The request
Return every line below as is, leaving out the pictures.

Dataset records
— START —
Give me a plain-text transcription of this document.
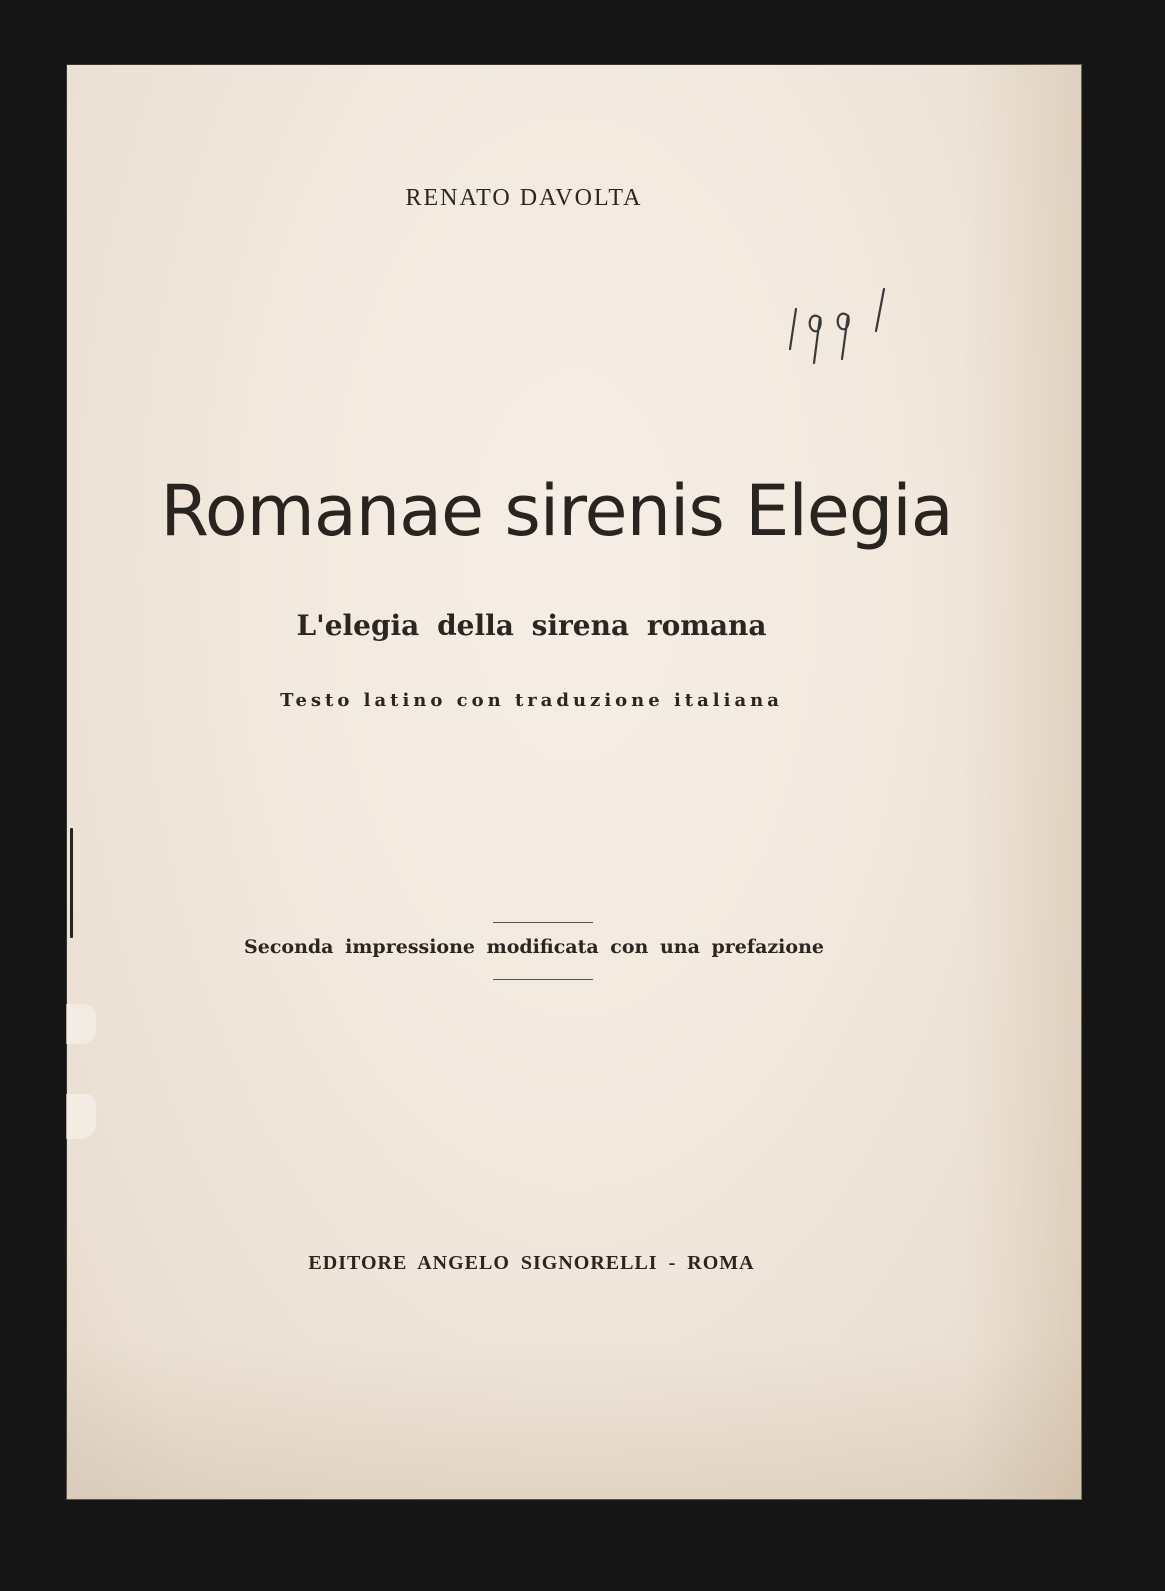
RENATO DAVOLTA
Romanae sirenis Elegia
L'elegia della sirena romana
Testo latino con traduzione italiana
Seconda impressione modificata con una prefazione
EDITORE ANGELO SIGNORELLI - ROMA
— END —
Solved exercise
Give me a plain-text transcription of this document.
RENATO DAVOLTA
Romanae sirenis Elegia
L'elegia della sirena romana
Testo latino con traduzione italiana
Seconda impressione modificata con una prefazione
EDITORE ANGELO SIGNORELLI - ROMA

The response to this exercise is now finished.